Would you set down every entry shown below, precisely as written?

[Data listing]
▬▬▬▬▬▬▬▬▬▬

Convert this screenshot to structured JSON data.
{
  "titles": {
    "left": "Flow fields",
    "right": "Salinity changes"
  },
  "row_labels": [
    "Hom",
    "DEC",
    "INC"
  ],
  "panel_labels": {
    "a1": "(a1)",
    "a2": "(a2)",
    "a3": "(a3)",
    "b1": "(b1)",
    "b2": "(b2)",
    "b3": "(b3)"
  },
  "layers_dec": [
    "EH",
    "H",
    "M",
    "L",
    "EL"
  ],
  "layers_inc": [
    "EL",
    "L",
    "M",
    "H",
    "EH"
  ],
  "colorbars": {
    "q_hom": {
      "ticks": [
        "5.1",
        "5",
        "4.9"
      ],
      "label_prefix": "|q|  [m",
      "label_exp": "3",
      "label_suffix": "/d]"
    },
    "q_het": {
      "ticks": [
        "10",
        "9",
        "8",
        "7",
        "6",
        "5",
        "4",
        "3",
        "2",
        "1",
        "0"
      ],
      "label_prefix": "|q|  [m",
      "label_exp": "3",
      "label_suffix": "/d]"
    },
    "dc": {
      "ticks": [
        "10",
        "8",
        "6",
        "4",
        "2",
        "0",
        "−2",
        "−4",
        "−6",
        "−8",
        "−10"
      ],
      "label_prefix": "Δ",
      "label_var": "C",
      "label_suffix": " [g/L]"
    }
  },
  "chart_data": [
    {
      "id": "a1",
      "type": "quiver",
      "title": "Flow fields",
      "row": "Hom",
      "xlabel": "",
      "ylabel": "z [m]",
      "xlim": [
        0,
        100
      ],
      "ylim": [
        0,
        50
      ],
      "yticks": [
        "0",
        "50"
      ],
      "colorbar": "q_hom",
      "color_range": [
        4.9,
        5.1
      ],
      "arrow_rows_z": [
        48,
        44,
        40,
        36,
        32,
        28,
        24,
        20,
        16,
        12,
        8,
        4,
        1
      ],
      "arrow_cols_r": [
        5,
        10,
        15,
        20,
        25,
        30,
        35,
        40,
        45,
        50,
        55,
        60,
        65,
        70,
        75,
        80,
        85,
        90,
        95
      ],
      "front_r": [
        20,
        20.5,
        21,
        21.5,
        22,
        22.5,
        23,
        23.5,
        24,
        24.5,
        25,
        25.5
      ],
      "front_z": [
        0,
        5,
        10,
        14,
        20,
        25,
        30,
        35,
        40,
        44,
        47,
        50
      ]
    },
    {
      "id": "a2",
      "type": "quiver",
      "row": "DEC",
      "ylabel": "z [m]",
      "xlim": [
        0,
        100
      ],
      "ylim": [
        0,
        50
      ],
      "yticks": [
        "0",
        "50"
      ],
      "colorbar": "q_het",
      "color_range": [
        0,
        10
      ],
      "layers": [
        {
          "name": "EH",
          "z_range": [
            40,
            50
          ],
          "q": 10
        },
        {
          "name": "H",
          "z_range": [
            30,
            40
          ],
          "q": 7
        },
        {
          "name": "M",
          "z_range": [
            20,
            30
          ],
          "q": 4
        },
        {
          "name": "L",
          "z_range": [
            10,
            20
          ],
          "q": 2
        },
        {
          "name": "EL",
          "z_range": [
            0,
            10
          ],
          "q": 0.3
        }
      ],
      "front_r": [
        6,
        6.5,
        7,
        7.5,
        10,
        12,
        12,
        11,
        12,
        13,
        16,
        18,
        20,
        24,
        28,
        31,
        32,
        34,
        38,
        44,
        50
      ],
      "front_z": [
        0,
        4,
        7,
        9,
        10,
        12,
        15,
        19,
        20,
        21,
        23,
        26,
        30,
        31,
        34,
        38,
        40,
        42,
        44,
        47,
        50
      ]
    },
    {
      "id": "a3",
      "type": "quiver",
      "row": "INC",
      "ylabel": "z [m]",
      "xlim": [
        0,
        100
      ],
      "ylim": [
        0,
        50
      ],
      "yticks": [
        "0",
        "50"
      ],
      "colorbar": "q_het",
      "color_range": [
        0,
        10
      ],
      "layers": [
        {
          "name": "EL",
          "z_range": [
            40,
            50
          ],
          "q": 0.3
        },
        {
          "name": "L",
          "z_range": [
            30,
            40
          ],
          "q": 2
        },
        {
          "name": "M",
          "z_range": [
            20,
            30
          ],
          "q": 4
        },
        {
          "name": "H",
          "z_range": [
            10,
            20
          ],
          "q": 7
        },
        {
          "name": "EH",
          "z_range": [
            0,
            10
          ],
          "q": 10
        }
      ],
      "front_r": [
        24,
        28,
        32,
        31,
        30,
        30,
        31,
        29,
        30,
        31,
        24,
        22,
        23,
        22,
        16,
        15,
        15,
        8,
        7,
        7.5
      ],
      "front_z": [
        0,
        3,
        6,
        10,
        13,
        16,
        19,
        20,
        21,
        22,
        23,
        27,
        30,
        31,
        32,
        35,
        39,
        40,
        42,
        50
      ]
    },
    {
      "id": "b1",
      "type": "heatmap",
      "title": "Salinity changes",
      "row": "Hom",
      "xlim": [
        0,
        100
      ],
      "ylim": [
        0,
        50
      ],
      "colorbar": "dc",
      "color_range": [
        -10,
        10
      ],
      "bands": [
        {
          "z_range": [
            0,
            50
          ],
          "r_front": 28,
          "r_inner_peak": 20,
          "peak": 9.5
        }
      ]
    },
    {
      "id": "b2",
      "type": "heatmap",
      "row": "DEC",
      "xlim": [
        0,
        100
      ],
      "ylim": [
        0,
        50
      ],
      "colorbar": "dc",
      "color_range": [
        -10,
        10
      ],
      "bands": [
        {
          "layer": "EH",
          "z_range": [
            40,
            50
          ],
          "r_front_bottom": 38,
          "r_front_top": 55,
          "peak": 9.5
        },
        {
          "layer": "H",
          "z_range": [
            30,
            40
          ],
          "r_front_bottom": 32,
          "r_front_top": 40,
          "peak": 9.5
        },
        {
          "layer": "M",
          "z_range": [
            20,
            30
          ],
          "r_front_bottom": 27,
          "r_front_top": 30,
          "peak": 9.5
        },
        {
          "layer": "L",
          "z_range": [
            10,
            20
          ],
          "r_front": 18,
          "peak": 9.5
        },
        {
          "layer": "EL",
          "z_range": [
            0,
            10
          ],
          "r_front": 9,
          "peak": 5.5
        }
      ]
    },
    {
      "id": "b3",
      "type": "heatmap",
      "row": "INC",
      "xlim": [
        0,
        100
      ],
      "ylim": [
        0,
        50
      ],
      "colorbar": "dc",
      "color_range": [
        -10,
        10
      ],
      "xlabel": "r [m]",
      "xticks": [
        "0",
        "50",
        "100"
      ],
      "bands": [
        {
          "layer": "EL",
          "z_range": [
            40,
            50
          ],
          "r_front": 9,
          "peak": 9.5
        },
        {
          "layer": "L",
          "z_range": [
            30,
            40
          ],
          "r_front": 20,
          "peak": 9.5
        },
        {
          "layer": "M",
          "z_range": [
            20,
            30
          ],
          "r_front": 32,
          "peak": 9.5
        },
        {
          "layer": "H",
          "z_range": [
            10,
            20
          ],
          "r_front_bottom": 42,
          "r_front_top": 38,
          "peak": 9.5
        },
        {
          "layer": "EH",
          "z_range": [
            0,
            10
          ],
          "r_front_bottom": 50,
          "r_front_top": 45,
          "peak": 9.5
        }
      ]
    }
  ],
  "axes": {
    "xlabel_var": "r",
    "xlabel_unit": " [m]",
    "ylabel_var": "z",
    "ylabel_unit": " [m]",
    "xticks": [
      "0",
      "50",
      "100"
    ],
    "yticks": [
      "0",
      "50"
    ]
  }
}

▬▬▬▬▬▬▬▬▬▬

◆ Finished exercise
Convert this screenshot to structured JSON data.
{
  "titles": {
    "left": "Flow fields",
    "right": "Salinity changes"
  },
  "row_labels": [
    "Hom",
    "DEC",
    "INC"
  ],
  "panel_labels": {
    "a1": "(a1)",
    "a2": "(a2)",
    "a3": "(a3)",
    "b1": "(b1)",
    "b2": "(b2)",
    "b3": "(b3)"
  },
  "layers_dec": [
    "EH",
    "H",
    "M",
    "L",
    "EL"
  ],
  "layers_inc": [
    "EL",
    "L",
    "M",
    "H",
    "EH"
  ],
  "colorbars": {
    "q_hom": {
      "ticks": [
        "5.1",
        "5",
        "4.9"
      ],
      "label_prefix": "|q|  [m",
      "label_exp": "3",
      "label_suffix": "/d]"
    },
    "q_het": {
      "ticks": [
        "10",
        "9",
        "8",
        "7",
        "6",
        "5",
        "4",
        "3",
        "2",
        "1",
        "0"
      ],
      "label_prefix": "|q|  [m",
      "label_exp": "3",
      "label_suffix": "/d]"
    },
    "dc": {
      "ticks": [
        "10",
        "8",
        "6",
        "4",
        "2",
        "0",
        "−2",
        "−4",
        "−6",
        "−8",
        "−10"
      ],
      "label_prefix": "Δ",
      "label_var": "C",
      "label_suffix": " [g/L]"
    }
  },
  "chart_data": [
    {
      "id": "a1",
      "type": "quiver",
      "title": "Flow fields",
      "row": "Hom",
      "xlabel": "",
      "ylabel": "z [m]",
      "xlim": [
        0,
        100
      ],
      "ylim": [
        0,
        50
      ],
      "yticks": [
        "0",
        "50"
      ],
      "colorbar": "q_hom",
      "color_range": [
        4.9,
        5.1
      ],
      "arrow_rows_z": [
        48,
        44,
        40,
        36,
        32,
        28,
        24,
        20,
        16,
        12,
        8,
        4,
        1
      ],
      "arrow_cols_r": [
        5,
        10,
        15,
        20,
        25,
        30,
        35,
        40,
        45,
        50,
        55,
        60,
        65,
        70,
        75,
        80,
        85,
        90,
        95
      ],
      "front_r": [
        20,
        20.5,
        21,
        21.5,
        22,
        22.5,
        23,
        23.5,
        24,
        24.5,
        25,
        25.5
      ],
      "front_z": [
        0,
        5,
        10,
        14,
        20,
        25,
        30,
        35,
        40,
        44,
        47,
        50
      ]
    },
    {
      "id": "a2",
      "type": "quiver",
      "row": "DEC",
      "ylabel": "z [m]",
      "xlim": [
        0,
        100
      ],
      "ylim": [
        0,
        50
      ],
      "yticks": [
        "0",
        "50"
      ],
      "colorbar": "q_het",
      "color_range": [
        0,
        10
      ],
      "layers": [
        {
          "name": "EH",
          "z_range": [
            40,
            50
          ],
          "q": 10
        },
        {
          "name": "H",
          "z_range": [
            30,
            40
          ],
          "q": 7
        },
        {
          "name": "M",
          "z_range": [
            20,
            30
          ],
          "q": 4
        },
        {
          "name": "L",
          "z_range": [
            10,
            20
          ],
          "q": 2
        },
        {
          "name": "EL",
          "z_range": [
            0,
            10
          ],
          "q": 0.3
        }
      ],
      "front_r": [
        6,
        6.5,
        7,
        7.5,
        10,
        12,
        12,
        11,
        12,
        13,
        16,
        18,
        20,
        24,
        28,
        31,
        32,
        34,
        38,
        44,
        50
      ],
      "front_z": [
        0,
        4,
        7,
        9,
        10,
        12,
        15,
        19,
        20,
        21,
        23,
        26,
        30,
        31,
        34,
        38,
        40,
        42,
        44,
        47,
        50
      ]
    },
    {
      "id": "a3",
      "type": "quiver",
      "row": "INC",
      "ylabel": "z [m]",
      "xlim": [
        0,
        100
      ],
      "ylim": [
        0,
        50
      ],
      "yticks": [
        "0",
        "50"
      ],
      "colorbar": "q_het",
      "color_range": [
        0,
        10
      ],
      "layers": [
        {
          "name": "EL",
          "z_range": [
            40,
            50
          ],
          "q": 0.3
        },
        {
          "name": "L",
          "z_range": [
            30,
            40
          ],
          "q": 2
        },
        {
          "name": "M",
          "z_range": [
            20,
            30
          ],
          "q": 4
        },
        {
          "name": "H",
          "z_range": [
            10,
            20
          ],
          "q": 7
        },
        {
          "name": "EH",
          "z_range": [
            0,
            10
          ],
          "q": 10
        }
      ],
      "front_r": [
        24,
        28,
        32,
        31,
        30,
        30,
        31,
        29,
        30,
        31,
        24,
        22,
        23,
        22,
        16,
        15,
        15,
        8,
        7,
        7.5
      ],
      "front_z": [
        0,
        3,
        6,
        10,
        13,
        16,
        19,
        20,
        21,
        22,
        23,
        27,
        30,
        31,
        32,
        35,
        39,
        40,
        42,
        50
      ]
    },
    {
      "id": "b1",
      "type": "heatmap",
      "title": "Salinity changes",
      "row": "Hom",
      "xlim": [
        0,
        100
      ],
      "ylim": [
        0,
        50
      ],
      "colorbar": "dc",
      "color_range": [
        -10,
        10
      ],
      "bands": [
        {
          "z_range": [
            0,
            50
          ],
          "r_front": 28,
          "r_inner_peak": 20,
          "peak": 9.5
        }
      ]
    },
    {
      "id": "b2",
      "type": "heatmap",
      "row": "DEC",
      "xlim": [
        0,
        100
      ],
      "ylim": [
        0,
        50
      ],
      "colorbar": "dc",
      "color_range": [
        -10,
        10
      ],
      "bands": [
        {
          "layer": "EH",
          "z_range": [
            40,
            50
          ],
          "r_front_bottom": 38,
          "r_front_top": 55,
          "peak": 9.5
        },
        {
          "layer": "H",
          "z_range": [
            30,
            40
          ],
          "r_front_bottom": 32,
          "r_front_top": 40,
          "peak": 9.5
        },
        {
          "layer": "M",
          "z_range": [
            20,
            30
          ],
          "r_front_bottom": 27,
          "r_front_top": 30,
          "peak": 9.5
        },
        {
          "layer": "L",
          "z_range": [
            10,
            20
          ],
          "r_front": 18,
          "peak": 9.5
        },
        {
          "layer": "EL",
          "z_range": [
            0,
            10
          ],
          "r_front": 9,
          "peak": 5.5
        }
      ]
    },
    {
      "id": "b3",
      "type": "heatmap",
      "row": "INC",
      "xlim": [
        0,
        100
      ],
      "ylim": [
        0,
        50
      ],
      "colorbar": "dc",
      "color_range": [
        -10,
        10
      ],
      "xlabel": "r [m]",
      "xticks": [
        "0",
        "50",
        "100"
      ],
      "bands": [
        {
          "layer": "EL",
          "z_range": [
            40,
            50
          ],
          "r_front": 9,
          "peak": 9.5
        },
        {
          "layer": "L",
          "z_range": [
            30,
            40
          ],
          "r_front": 20,
          "peak": 9.5
        },
        {
          "layer": "M",
          "z_range": [
            20,
            30
          ],
          "r_front": 32,
          "peak": 9.5
        },
        {
          "layer": "H",
          "z_range": [
            10,
            20
          ],
          "r_front_bottom": 42,
          "r_front_top": 38,
          "peak": 9.5
        },
        {
          "layer": "EH",
          "z_range": [
            0,
            10
          ],
          "r_front_bottom": 50,
          "r_front_top": 45,
          "peak": 9.5
        }
      ]
    }
  ],
  "axes": {
    "xlabel_var": "r",
    "xlabel_unit": " [m]",
    "ylabel_var": "z",
    "ylabel_unit": " [m]",
    "xticks": [
      "0",
      "50",
      "100"
    ],
    "yticks": [
      "0",
      "50"
    ]
  }
}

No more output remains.